**Lavoro richiesto:** Trascrivi parola per parola il tratto dell'articolo sulle quote delle scommesse da "Ecco, appunto, direttore." a "Homer Simpsons...) ?".

**Brano proposto:**
════

Le quote di Babele

di Stefano Olivari
Per chi volesse approfondire la conoscenza del betting l’ostacolo non è tanto la lingua inglese quanto il modo in cui vengono indicate le quote a seconda del paese. Senza inerpicarci in discorsi su puntate speciali o handicap, possiamo dire che nel mondo delle scommesse a quota fissa ci sono fondamentalmente tre modi di indicare il pronostico secco su una partita. Il primo è quello più conosciuto in Europa (ma stranamente usato anche in Australia e Canada), cioè quello decimale: se il bookmaker ritiene che la Juventus abbia il il 50 per cento di possibilità di vincere una partita la quota nell’agenzia di Torino sarà di 2,00 (100 diviso 50). Il secondo è quello frazionale, tipico di Gran Bretagna e Irlanda: le agenzie di Dublino o di Londra offriranno la squadra di Ranieri a ½ (‘one-to-two’ se scrivete, mentre in agenzia l’impiegato potrebbe dirvi ‘two-to-one on’). Il terzo è quello americano, la cosidetta ‘moneyline’: per esprimere la stessa offerta a Las Vegas segneranno ‘Juventus meno 200’, cioè la somma necessaria da scommettere su di lei per vincere teorici 100 dollari. I problemi non nascono puntando, perché ognuno bene o male gioca a casa sua, ma studiando: i principali testi sono americani (con un’enfasi spesso assurda sullo ‘spread’) o inglesi (di solito testi sull’ippica adattati), quindi all’appassionato di altri paesi passa spesso la voglia di informarsi. Ci rifacciamo con gli exchange: anche quelli anglosassoni preferiscono quasi sempre le quote decimali, che permettono meglio delle altre di far incrociare domanda e offerta anche con piccoli volumi.
(pubblicato sul Giornale di oggi)

7 commenti:

Amarcoz ha detto...

"I problemi non nascono puntando, perché ognuno bene o male gioca a casa sua, ma studiando..."

Ecco, appunto, direttore. Perchè non colma Lei la lacuna cimentandosi in un bel testo (magari in stile "approccio somaresco a...": sa, tra i Suoi lettori, esistiamo anche noi poveri Homer Simpsons...) ?

════

**Voci del dataset:**
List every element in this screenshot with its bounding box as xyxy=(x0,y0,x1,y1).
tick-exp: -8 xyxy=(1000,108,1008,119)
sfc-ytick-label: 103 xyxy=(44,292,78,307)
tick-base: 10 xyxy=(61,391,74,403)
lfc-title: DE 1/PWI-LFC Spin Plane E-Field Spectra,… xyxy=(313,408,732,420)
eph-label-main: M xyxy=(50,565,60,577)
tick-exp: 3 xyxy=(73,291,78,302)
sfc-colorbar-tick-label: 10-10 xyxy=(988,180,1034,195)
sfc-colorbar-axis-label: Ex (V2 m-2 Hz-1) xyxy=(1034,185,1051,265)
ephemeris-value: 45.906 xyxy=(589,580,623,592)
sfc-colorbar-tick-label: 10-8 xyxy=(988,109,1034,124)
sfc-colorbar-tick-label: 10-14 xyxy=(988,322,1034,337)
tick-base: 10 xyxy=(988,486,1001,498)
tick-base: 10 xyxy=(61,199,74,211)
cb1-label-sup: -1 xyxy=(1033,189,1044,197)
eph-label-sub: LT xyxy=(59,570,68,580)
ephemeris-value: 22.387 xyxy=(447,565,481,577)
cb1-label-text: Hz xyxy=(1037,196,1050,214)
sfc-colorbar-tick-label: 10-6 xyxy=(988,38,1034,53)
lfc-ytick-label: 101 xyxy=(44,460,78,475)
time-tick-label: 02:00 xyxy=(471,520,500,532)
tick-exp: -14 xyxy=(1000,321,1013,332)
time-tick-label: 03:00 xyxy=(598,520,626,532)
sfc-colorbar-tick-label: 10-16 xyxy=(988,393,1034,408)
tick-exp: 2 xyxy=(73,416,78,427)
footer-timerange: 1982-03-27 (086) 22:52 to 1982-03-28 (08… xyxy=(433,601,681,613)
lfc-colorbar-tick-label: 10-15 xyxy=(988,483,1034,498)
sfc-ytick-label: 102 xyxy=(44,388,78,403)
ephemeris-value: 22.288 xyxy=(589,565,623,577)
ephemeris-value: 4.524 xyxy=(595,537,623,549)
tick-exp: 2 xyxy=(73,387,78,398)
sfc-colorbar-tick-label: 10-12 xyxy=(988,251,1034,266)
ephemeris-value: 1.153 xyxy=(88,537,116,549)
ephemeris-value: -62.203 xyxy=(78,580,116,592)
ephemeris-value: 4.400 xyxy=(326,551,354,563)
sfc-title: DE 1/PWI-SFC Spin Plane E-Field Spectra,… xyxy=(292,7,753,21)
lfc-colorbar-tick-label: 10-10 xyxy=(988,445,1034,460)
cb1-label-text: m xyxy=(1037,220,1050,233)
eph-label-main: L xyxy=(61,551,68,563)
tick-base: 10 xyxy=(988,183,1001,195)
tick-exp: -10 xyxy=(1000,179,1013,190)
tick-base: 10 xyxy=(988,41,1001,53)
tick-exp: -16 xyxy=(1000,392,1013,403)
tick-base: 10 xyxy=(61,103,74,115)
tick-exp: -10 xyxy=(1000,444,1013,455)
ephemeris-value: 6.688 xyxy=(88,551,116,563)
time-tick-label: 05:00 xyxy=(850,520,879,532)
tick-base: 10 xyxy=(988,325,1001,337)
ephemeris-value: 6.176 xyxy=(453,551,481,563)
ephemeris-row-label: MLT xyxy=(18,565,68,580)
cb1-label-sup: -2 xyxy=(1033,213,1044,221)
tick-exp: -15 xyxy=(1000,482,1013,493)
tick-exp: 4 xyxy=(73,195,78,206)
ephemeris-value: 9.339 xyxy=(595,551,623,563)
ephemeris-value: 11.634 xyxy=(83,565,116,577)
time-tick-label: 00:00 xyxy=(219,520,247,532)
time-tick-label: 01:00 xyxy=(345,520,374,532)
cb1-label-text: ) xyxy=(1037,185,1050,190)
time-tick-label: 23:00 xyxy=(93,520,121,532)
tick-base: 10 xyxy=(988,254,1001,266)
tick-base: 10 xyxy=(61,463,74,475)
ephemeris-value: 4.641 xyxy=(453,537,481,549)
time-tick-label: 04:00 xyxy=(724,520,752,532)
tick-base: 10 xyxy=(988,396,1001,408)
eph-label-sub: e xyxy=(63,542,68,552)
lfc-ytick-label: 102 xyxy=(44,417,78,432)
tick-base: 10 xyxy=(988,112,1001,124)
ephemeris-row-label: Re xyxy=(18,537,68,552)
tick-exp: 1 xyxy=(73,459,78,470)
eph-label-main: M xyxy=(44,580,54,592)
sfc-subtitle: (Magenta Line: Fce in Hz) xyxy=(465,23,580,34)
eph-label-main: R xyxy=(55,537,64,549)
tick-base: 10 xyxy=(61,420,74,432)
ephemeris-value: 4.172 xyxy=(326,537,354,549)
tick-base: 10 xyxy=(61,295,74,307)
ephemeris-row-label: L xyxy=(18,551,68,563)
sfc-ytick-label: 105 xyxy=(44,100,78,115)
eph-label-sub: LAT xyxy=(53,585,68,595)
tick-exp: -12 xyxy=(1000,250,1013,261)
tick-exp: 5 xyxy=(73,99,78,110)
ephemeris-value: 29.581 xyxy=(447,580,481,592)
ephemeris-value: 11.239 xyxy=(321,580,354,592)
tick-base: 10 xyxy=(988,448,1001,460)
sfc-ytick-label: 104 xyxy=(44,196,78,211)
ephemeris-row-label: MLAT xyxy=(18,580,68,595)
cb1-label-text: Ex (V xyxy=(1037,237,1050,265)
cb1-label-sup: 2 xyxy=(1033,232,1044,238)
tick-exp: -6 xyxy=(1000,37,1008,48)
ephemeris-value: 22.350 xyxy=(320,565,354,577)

════

**Risultato dell'esercizio:**
Ecco, appunto, direttore. Perchè non colma Lei la lacuna cimentandosi in un bel testo (magari in stile "approccio somaresco a...": sa, tra i Suoi lettori, esistiamo anche noi poveri Homer Simpsons...) ?